## Task instructions
The entries follow. Copy every line in which "this" appears.

## Records provided

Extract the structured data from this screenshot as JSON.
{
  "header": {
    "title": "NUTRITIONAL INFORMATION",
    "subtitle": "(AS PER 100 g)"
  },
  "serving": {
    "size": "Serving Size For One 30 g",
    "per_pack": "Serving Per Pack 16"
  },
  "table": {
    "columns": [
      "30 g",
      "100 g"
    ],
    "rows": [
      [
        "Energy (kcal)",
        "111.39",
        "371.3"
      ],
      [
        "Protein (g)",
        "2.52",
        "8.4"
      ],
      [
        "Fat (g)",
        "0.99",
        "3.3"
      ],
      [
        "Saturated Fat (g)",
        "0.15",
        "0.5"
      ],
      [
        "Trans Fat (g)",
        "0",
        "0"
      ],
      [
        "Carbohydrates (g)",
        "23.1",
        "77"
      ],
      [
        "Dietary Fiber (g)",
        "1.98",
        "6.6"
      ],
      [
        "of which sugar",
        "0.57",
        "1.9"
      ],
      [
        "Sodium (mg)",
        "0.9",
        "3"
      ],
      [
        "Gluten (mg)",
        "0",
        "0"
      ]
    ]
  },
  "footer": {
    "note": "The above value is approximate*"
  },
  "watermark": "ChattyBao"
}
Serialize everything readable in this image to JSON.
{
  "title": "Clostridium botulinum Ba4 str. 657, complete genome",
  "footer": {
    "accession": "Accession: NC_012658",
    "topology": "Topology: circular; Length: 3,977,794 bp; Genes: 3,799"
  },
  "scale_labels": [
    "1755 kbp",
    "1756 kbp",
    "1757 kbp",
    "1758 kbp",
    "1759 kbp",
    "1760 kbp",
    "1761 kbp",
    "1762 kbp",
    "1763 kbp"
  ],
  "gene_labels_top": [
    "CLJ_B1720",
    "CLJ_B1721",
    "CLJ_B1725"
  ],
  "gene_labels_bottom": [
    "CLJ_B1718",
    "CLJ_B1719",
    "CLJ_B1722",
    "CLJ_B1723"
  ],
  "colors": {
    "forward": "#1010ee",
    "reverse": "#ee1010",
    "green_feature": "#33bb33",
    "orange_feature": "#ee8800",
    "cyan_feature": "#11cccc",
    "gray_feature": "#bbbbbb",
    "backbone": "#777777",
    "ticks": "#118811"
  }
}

## Task answer
Extract the structured data from this screenshot as JSON.
Serialize everything readable in this image to JSON.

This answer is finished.